Retype the records that come next, word for word.

_RECORDED DATA_
-*-*-

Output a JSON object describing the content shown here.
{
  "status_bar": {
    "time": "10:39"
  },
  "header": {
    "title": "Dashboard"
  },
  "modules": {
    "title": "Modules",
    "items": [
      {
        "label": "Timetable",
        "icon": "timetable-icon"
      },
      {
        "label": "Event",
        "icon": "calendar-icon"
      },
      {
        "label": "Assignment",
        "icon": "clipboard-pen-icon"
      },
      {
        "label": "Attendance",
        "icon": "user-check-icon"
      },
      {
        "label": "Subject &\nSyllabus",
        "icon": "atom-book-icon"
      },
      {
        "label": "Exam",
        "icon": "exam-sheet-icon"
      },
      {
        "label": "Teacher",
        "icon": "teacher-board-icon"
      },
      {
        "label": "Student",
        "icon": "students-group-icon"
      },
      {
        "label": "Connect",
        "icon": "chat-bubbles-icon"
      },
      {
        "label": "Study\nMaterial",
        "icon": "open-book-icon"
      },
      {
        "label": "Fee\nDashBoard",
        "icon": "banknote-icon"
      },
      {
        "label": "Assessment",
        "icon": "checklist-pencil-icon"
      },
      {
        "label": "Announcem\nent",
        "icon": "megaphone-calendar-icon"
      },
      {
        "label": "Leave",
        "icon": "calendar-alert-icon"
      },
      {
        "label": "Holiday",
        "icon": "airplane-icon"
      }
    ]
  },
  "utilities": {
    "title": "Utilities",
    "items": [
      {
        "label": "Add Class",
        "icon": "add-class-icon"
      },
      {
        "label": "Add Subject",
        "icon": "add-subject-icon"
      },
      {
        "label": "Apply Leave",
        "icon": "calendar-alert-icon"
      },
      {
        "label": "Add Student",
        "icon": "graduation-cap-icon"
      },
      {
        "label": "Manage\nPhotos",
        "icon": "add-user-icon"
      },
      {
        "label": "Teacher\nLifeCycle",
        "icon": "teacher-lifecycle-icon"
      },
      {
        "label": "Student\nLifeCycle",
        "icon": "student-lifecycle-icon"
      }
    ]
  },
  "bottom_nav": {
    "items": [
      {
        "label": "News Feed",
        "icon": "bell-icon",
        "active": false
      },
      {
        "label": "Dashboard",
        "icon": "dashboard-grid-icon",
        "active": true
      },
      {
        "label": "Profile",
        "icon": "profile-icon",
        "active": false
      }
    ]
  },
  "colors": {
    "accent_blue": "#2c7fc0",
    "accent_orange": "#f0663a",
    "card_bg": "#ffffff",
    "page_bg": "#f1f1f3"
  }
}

-*-*-

_CORRECT OUTPUT_
Output a JSON object describing the content shown here.
{
  "status_bar": {
    "time": "10:39"
  },
  "header": {
    "title": "Dashboard"
  },
  "modules": {
    "title": "Modules",
    "items": [
      {
        "label": "Timetable",
        "icon": "timetable-icon"
      },
      {
        "label": "Event",
        "icon": "calendar-icon"
      },
      {
        "label": "Assignment",
        "icon": "clipboard-pen-icon"
      },
      {
        "label": "Attendance",
        "icon": "user-check-icon"
      },
      {
        "label": "Subject &\nSyllabus",
        "icon": "atom-book-icon"
      },
      {
        "label": "Exam",
        "icon": "exam-sheet-icon"
      },
      {
        "label": "Teacher",
        "icon": "teacher-board-icon"
      },
      {
        "label": "Student",
        "icon": "students-group-icon"
      },
      {
        "label": "Connect",
        "icon": "chat-bubbles-icon"
      },
      {
        "label": "Study\nMaterial",
        "icon": "open-book-icon"
      },
      {
        "label": "Fee\nDashBoard",
        "icon": "banknote-icon"
      },
      {
        "label": "Assessment",
        "icon": "checklist-pencil-icon"
      },
      {
        "label": "Announcem\nent",
        "icon": "megaphone-calendar-icon"
      },
      {
        "label": "Leave",
        "icon": "calendar-alert-icon"
      },
      {
        "label": "Holiday",
        "icon": "airplane-icon"
      }
    ]
  },
  "utilities": {
    "title": "Utilities",
    "items": [
      {
        "label": "Add Class",
        "icon": "add-class-icon"
      },
      {
        "label": "Add Subject",
        "icon": "add-subject-icon"
      },
      {
        "label": "Apply Leave",
        "icon": "calendar-alert-icon"
      },
      {
        "label": "Add Student",
        "icon": "graduation-cap-icon"
      },
      {
        "label": "Manage\nPhotos",
        "icon": "add-user-icon"
      },
      {
        "label": "Teacher\nLifeCycle",
        "icon": "teacher-lifecycle-icon"
      },
      {
        "label": "Student\nLifeCycle",
        "icon": "student-lifecycle-icon"
      }
    ]
  },
  "bottom_nav": {
    "items": [
      {
        "label": "News Feed",
        "icon": "bell-icon",
        "active": false
      },
      {
        "label": "Dashboard",
        "icon": "dashboard-grid-icon",
        "active": true
      },
      {
        "label": "Profile",
        "icon": "profile-icon",
        "active": false
      }
    ]
  },
  "colors": {
    "accent_blue": "#2c7fc0",
    "accent_orange": "#f0663a",
    "card_bg": "#ffffff",
    "page_bg": "#f1f1f3"
  }
}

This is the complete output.